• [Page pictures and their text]
━━━━━━━━━━━━━━━━━━━━━━━━━━━━━━

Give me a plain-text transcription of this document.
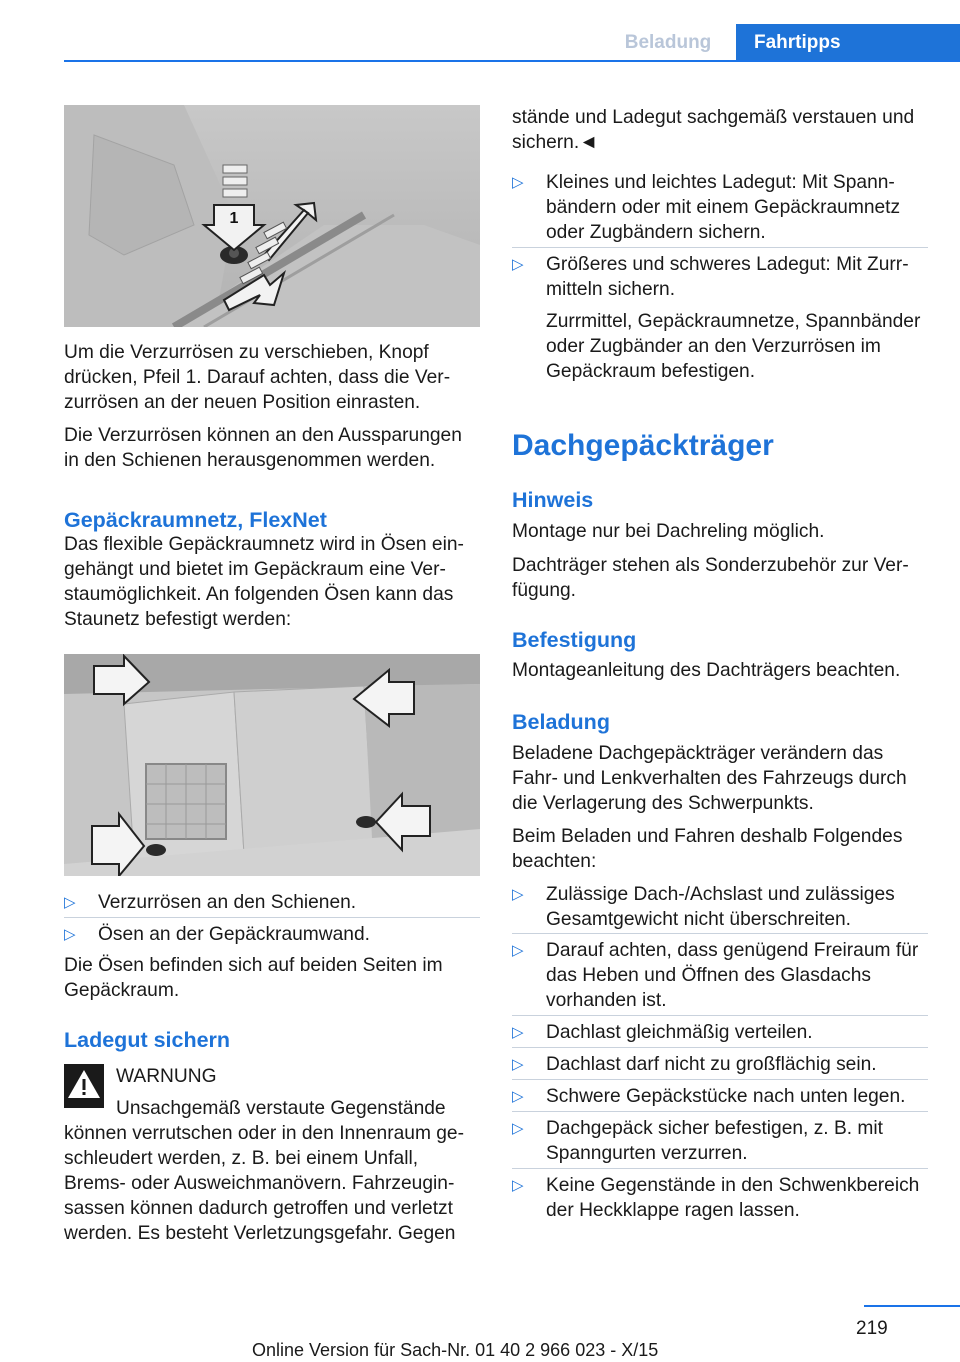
Beladung	Fahrtipps
1

Um die Verzurrösen zu verschieben, Knopf drücken, Pfeil 1. Darauf achten, dass die Verzurrösen an der neuen Position einrasten.

Die Verzurrösen können an den Aussparungen in den Schienen herausgenommen werden.

Gepäckraumnetz, FlexNet

Das flexible Gepäckraumnetz wird in Ösen eingehängt und bietet im Gepäckraum eine Verstaumöglichkeit. An folgenden Ösen kann das Staunetz befestigt werden:

▷ Verzurrösen an den Schienen.
▷ Ösen an der Gepäckraumwand.

Die Ösen befinden sich auf beiden Seiten im Gepäckraum.

Ladegut sichern
WARNUNG
Unsachgemäß verstaute Gegenstände

können verrutschen oder in den Innenraum geschleudert werden, z. B. bei einem Unfall, Brems- oder Ausweichmanövern. Fahrzeuginsassen können dadurch getroffen und verletzt werden. Es besteht Verletzungsgefahr. Gegen

stände und Ladegut sachgemäß verstauen und sichern.◄

▷ Kleines und leichtes Ladegut: Mit Spannbändern oder mit einem Gepäckraumnetz oder Zugbändern sichern.
▷ Größeres und schweres Ladegut: Mit Zurrmitteln sichern.

Zurrmittel, Gepäckraumnetze, Spannbänder oder Zugbänder an den Verzurrösen im Gepäckraum befestigen.

Dachgepäckträger
Hinweis

Montage nur bei Dachreling möglich.

Dachträger stehen als Sonderzubehör zur Verfügung.

Befestigung

Montageanleitung des Dachträgers beachten.

Beladung

Beladene Dachgepäckträger verändern das Fahr- und Lenkverhalten des Fahrzeugs durch die Verlagerung des Schwerpunkts.

Beim Beladen und Fahren deshalb Folgendes beachten:

▷ Zulässige Dach-/Achslast und zulässiges Gesamtgewicht nicht überschreiten.
▷ Darauf achten, dass genügend Freiraum für das Heben und Öffnen des Glasdachs vorhanden ist.
▷ Dachlast gleichmäßig verteilen.
▷ Dachlast darf nicht zu großflächig sein.
▷ Schwere Gepäckstücke nach unten legen.
▷ Dachgepäck sicher befestigen, z. B. mit Spanngurten verzurren.
▷ Keine Gegenstände in den Schwenkbereich der Heckklappe ragen lassen.
219
Online Version für Sach-Nr. 01 40 2 966 023 - X/15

━━━━━━━━━━━━━━━━━━━━━━━━━━━━━━

• [Activity] Please find each line in the records above that holds the word "Gegenstände", and copy it.

• [Answer section]
Unsachgemäß verstaute Gegenstände
▷ Keine Gegenstände in den Schwenkbereich der Heckklappe ragen lassen.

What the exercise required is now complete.